Copy, from the entries below, each line where the word "tinta" can be found.

* Start Exercise input *

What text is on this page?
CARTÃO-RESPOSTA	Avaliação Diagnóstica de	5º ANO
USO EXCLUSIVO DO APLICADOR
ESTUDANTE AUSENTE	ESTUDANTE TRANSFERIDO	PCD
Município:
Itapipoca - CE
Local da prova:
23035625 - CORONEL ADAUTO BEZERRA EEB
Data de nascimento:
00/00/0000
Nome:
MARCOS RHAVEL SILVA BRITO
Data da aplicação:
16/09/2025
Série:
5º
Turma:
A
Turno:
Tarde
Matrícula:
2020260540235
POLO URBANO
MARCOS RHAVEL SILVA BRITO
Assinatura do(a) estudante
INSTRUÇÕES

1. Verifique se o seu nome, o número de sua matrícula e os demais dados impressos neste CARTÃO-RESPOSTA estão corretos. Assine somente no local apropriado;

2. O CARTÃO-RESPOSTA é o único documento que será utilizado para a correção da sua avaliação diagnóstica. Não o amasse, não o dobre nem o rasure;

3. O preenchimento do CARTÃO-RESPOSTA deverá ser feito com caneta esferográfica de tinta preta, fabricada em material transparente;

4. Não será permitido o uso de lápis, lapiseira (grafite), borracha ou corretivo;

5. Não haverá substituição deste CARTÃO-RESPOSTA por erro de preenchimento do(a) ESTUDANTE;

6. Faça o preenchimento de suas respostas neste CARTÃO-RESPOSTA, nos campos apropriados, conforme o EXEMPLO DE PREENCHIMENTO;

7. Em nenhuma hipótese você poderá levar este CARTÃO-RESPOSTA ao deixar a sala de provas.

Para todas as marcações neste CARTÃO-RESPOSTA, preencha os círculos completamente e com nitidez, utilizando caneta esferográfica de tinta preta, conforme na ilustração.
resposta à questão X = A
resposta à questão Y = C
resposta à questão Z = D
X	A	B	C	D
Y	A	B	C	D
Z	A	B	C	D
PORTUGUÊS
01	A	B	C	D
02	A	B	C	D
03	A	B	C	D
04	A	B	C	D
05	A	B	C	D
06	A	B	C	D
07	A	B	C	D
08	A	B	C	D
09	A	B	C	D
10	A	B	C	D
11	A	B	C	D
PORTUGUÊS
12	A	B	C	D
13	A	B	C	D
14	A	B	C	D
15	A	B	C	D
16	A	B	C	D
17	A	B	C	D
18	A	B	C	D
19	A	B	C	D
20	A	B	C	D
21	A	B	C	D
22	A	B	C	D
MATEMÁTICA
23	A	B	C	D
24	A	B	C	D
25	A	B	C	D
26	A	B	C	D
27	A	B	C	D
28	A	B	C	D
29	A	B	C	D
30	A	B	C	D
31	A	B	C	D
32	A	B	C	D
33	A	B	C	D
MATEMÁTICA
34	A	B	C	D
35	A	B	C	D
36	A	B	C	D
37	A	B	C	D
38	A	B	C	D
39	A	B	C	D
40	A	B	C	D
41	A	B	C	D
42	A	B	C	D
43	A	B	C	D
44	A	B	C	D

* End Exercise input *

*Written solution*
3. O preenchimento do CARTÃO-RESPOSTA deverá ser feito com caneta esferográfica de tinta preta, fabricada em material transparente;
Para todas as marcações neste CARTÃO-RESPOSTA, preencha os círculos completamente e com nitidez, utilizando caneta esferográfica de tinta preta, conforme na ilustração.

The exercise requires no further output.